● WRITTEN TASK
Every record must appear in your copy exactly as written, with no pictures.

— Start —

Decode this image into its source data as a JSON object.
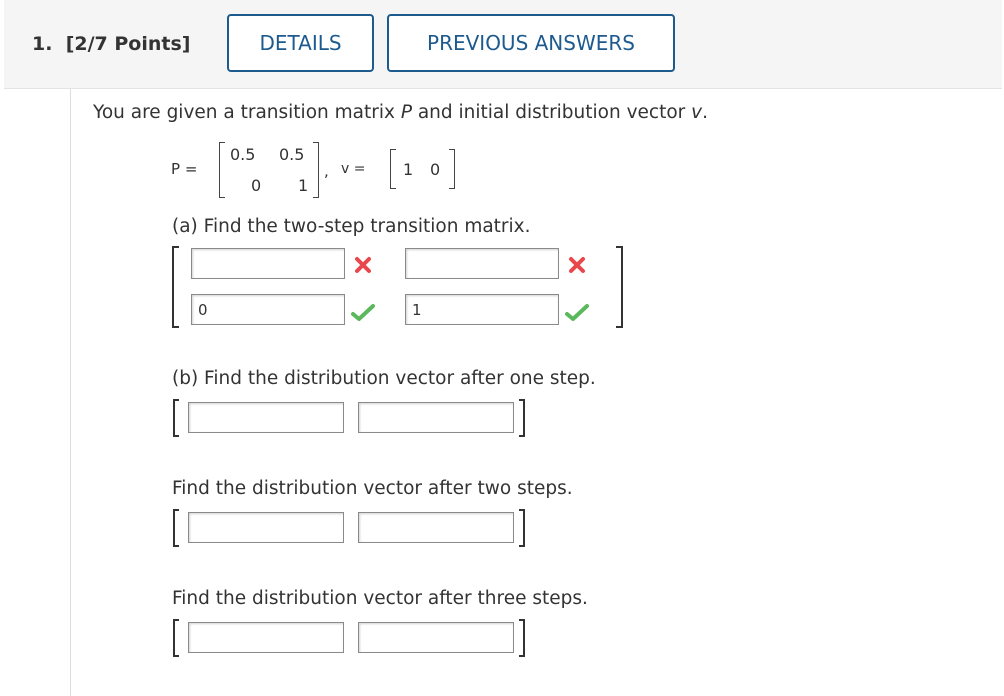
{
  "question": {
    "number_label": "1.",
    "points_label": "[2/7 Points]",
    "details_button": "DETAILS",
    "previous_answers_button": "PREVIOUS ANSWERS"
  },
  "prompt": {
    "intro_prefix": "You are given a transition matrix ",
    "intro_p": "P",
    "intro_mid": " and initial distribution vector ",
    "intro_v": "v",
    "intro_suffix": "."
  },
  "matrix_p": {
    "label": "P =",
    "rows": [
      [
        "0.5",
        "0.5"
      ],
      [
        "0",
        "1"
      ]
    ],
    "separator": ",",
    "v_label": "v =",
    "v_values": [
      "1",
      "0"
    ]
  },
  "part_a": {
    "prompt": "(a) Find the two-step transition matrix.",
    "cells": [
      {
        "value": "",
        "status": "incorrect"
      },
      {
        "value": "",
        "status": "incorrect"
      },
      {
        "value": "0",
        "status": "correct"
      },
      {
        "value": "1",
        "status": "correct"
      }
    ]
  },
  "part_b": {
    "prompt": "(b) Find the distribution vector after one step.",
    "values": [
      "",
      ""
    ]
  },
  "part_c": {
    "prompt": "Find the distribution vector after two steps.",
    "values": [
      "",
      ""
    ]
  },
  "part_d": {
    "prompt": "Find the distribution vector after three steps.",
    "values": [
      "",
      ""
    ]
  },
  "colors": {
    "accent": "#1d5a8e",
    "correct": "#5cb85c",
    "incorrect": "#e8474b"
  },
  "icons": {
    "correct": "check-icon",
    "incorrect": "cross-icon"
  }
}
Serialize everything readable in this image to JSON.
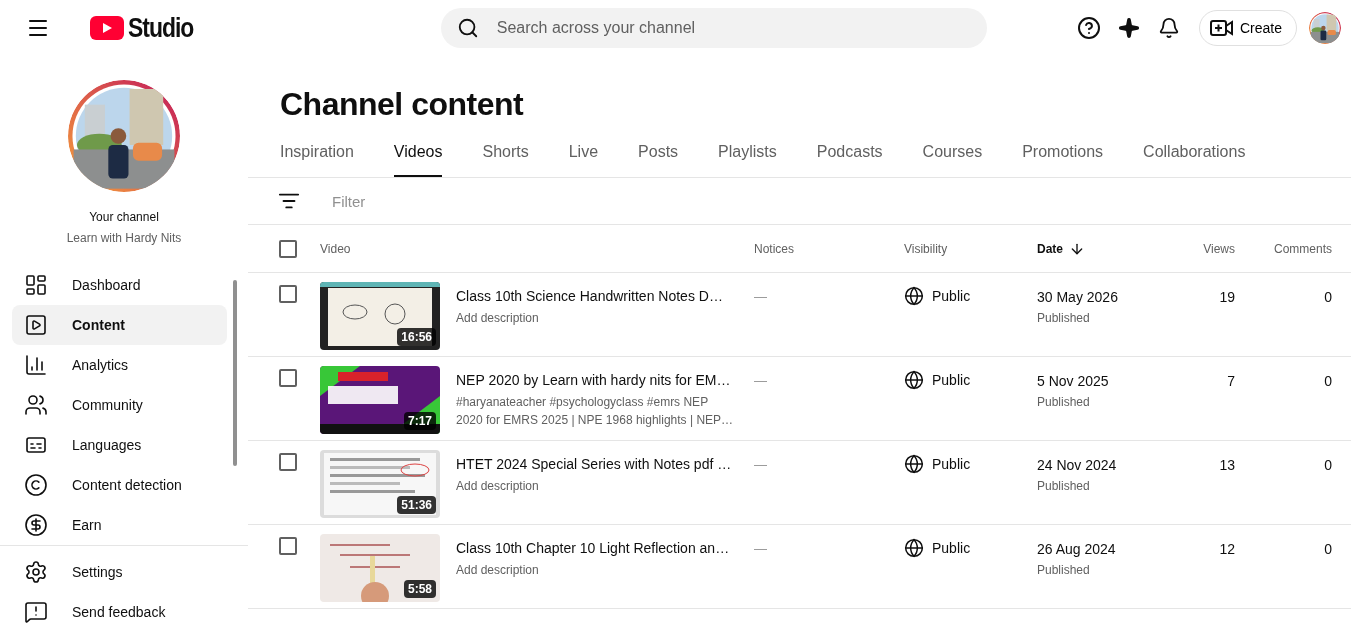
{
  "header": {
    "logo_text": "Studio",
    "search": {
      "placeholder": "Search across your channel"
    },
    "create_label": "Create"
  },
  "sidebar": {
    "channel_label": "Your channel",
    "channel_name": "Learn with Hardy Nits",
    "items": [
      {
        "label": "Dashboard",
        "selected": false
      },
      {
        "label": "Content",
        "selected": true
      },
      {
        "label": "Analytics",
        "selected": false
      },
      {
        "label": "Community",
        "selected": false
      },
      {
        "label": "Languages",
        "selected": false
      },
      {
        "label": "Content detection",
        "selected": false
      },
      {
        "label": "Earn",
        "selected": false
      }
    ],
    "footer_items": [
      {
        "label": "Settings",
        "selected": false
      },
      {
        "label": "Send feedback",
        "selected": false
      }
    ]
  },
  "page_title": "Channel content",
  "tabs": [
    {
      "label": "Inspiration",
      "selected": false
    },
    {
      "label": "Videos",
      "selected": true
    },
    {
      "label": "Shorts",
      "selected": false
    },
    {
      "label": "Live",
      "selected": false
    },
    {
      "label": "Posts",
      "selected": false
    },
    {
      "label": "Playlists",
      "selected": false
    },
    {
      "label": "Podcasts",
      "selected": false
    },
    {
      "label": "Courses",
      "selected": false
    },
    {
      "label": "Promotions",
      "selected": false
    },
    {
      "label": "Collaborations",
      "selected": false
    }
  ],
  "filter": {
    "placeholder": "Filter"
  },
  "table": {
    "select_all_checked": false,
    "columns": [
      {
        "label": "Video",
        "sorted": false
      },
      {
        "label": "Notices",
        "sorted": false
      },
      {
        "label": "Visibility",
        "sorted": false
      },
      {
        "label": "Date",
        "sorted": true
      },
      {
        "label": "Views",
        "sorted": false
      },
      {
        "label": "Comments",
        "sorted": false
      }
    ],
    "rows": [
      {
        "checked": false,
        "duration": "16:56",
        "title": "Class 10th Science Handwritten Notes D…",
        "description": "Add description",
        "notices": "—",
        "visibility": "Public",
        "date": "30 May 2026",
        "status": "Published",
        "views": "19",
        "comments": "0"
      },
      {
        "checked": false,
        "duration": "7:17",
        "title": "NEP 2020 by Learn with hardy nits for EM…",
        "description": "#haryanateacher #psychologyclass #emrs NEP 2020 for EMRS 2025 | NPE 1968 highlights | NEP…",
        "notices": "—",
        "visibility": "Public",
        "date": "5 Nov 2025",
        "status": "Published",
        "views": "7",
        "comments": "0"
      },
      {
        "checked": false,
        "duration": "51:36",
        "title": "HTET 2024 Special Series with Notes pdf …",
        "description": "Add description",
        "notices": "—",
        "visibility": "Public",
        "date": "24 Nov 2024",
        "status": "Published",
        "views": "13",
        "comments": "0"
      },
      {
        "checked": false,
        "duration": "5:58",
        "title": "Class 10th Chapter 10 Light Reflection an…",
        "description": "Add description",
        "notices": "—",
        "visibility": "Public",
        "date": "26 Aug 2024",
        "status": "Published",
        "views": "12",
        "comments": "0"
      }
    ]
  }
}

— End —

● EXPECTED ANSWER
Decode this image into its source data as a JSON object.
{
  "question": {
    "number_label": "1.",
    "points_label": "[2/7 Points]",
    "details_button": "DETAILS",
    "previous_answers_button": "PREVIOUS ANSWERS"
  },
  "prompt": {
    "intro_prefix": "You are given a transition matrix ",
    "intro_p": "P",
    "intro_mid": " and initial distribution vector ",
    "intro_v": "v",
    "intro_suffix": "."
  },
  "matrix_p": {
    "label": "P =",
    "rows": [
      [
        "0.5",
        "0.5"
      ],
      [
        "0",
        "1"
      ]
    ],
    "separator": ",",
    "v_label": "v =",
    "v_values": [
      "1",
      "0"
    ]
  },
  "part_a": {
    "prompt": "(a) Find the two-step transition matrix.",
    "cells": [
      {
        "value": "",
        "status": "incorrect"
      },
      {
        "value": "",
        "status": "incorrect"
      },
      {
        "value": "0",
        "status": "correct"
      },
      {
        "value": "1",
        "status": "correct"
      }
    ]
  },
  "part_b": {
    "prompt": "(b) Find the distribution vector after one step.",
    "values": [
      "",
      ""
    ]
  },
  "part_c": {
    "prompt": "Find the distribution vector after two steps.",
    "values": [
      "",
      ""
    ]
  },
  "part_d": {
    "prompt": "Find the distribution vector after three steps.",
    "values": [
      "",
      ""
    ]
  },
  "colors": {
    "accent": "#1d5a8e",
    "correct": "#5cb85c",
    "incorrect": "#e8474b"
  },
  "icons": {
    "correct": "check-icon",
    "incorrect": "cross-icon"
  }
}
Serialize everything readable in this image to JSON.
{
  "header": {
    "logo_text": "Studio",
    "search": {
      "placeholder": "Search across your channel"
    },
    "create_label": "Create"
  },
  "sidebar": {
    "channel_label": "Your channel",
    "channel_name": "Learn with Hardy Nits",
    "items": [
      {
        "label": "Dashboard",
        "selected": false
      },
      {
        "label": "Content",
        "selected": true
      },
      {
        "label": "Analytics",
        "selected": false
      },
      {
        "label": "Community",
        "selected": false
      },
      {
        "label": "Languages",
        "selected": false
      },
      {
        "label": "Content detection",
        "selected": false
      },
      {
        "label": "Earn",
        "selected": false
      }
    ],
    "footer_items": [
      {
        "label": "Settings",
        "selected": false
      },
      {
        "label": "Send feedback",
        "selected": false
      }
    ]
  },
  "page_title": "Channel content",
  "tabs": [
    {
      "label": "Inspiration",
      "selected": false
    },
    {
      "label": "Videos",
      "selected": true
    },
    {
      "label": "Shorts",
      "selected": false
    },
    {
      "label": "Live",
      "selected": false
    },
    {
      "label": "Posts",
      "selected": false
    },
    {
      "label": "Playlists",
      "selected": false
    },
    {
      "label": "Podcasts",
      "selected": false
    },
    {
      "label": "Courses",
      "selected": false
    },
    {
      "label": "Promotions",
      "selected": false
    },
    {
      "label": "Collaborations",
      "selected": false
    }
  ],
  "filter": {
    "placeholder": "Filter"
  },
  "table": {
    "select_all_checked": false,
    "columns": [
      {
        "label": "Video",
        "sorted": false
      },
      {
        "label": "Notices",
        "sorted": false
      },
      {
        "label": "Visibility",
        "sorted": false
      },
      {
        "label": "Date",
        "sorted": true
      },
      {
        "label": "Views",
        "sorted": false
      },
      {
        "label": "Comments",
        "sorted": false
      }
    ],
    "rows": [
      {
        "checked": false,
        "duration": "16:56",
        "title": "Class 10th Science Handwritten Notes D…",
        "description": "Add description",
        "notices": "—",
        "visibility": "Public",
        "date": "30 May 2026",
        "status": "Published",
        "views": "19",
        "comments": "0"
      },
      {
        "checked": false,
        "duration": "7:17",
        "title": "NEP 2020 by Learn with hardy nits for EM…",
        "description": "#haryanateacher #psychologyclass #emrs NEP 2020 for EMRS 2025 | NPE 1968 highlights | NEP…",
        "notices": "—",
        "visibility": "Public",
        "date": "5 Nov 2025",
        "status": "Published",
        "views": "7",
        "comments": "0"
      },
      {
        "checked": false,
        "duration": "51:36",
        "title": "HTET 2024 Special Series with Notes pdf …",
        "description": "Add description",
        "notices": "—",
        "visibility": "Public",
        "date": "24 Nov 2024",
        "status": "Published",
        "views": "13",
        "comments": "0"
      },
      {
        "checked": false,
        "duration": "5:58",
        "title": "Class 10th Chapter 10 Light Reflection an…",
        "description": "Add description",
        "notices": "—",
        "visibility": "Public",
        "date": "26 Aug 2024",
        "status": "Published",
        "views": "12",
        "comments": "0"
      }
    ]
  }
}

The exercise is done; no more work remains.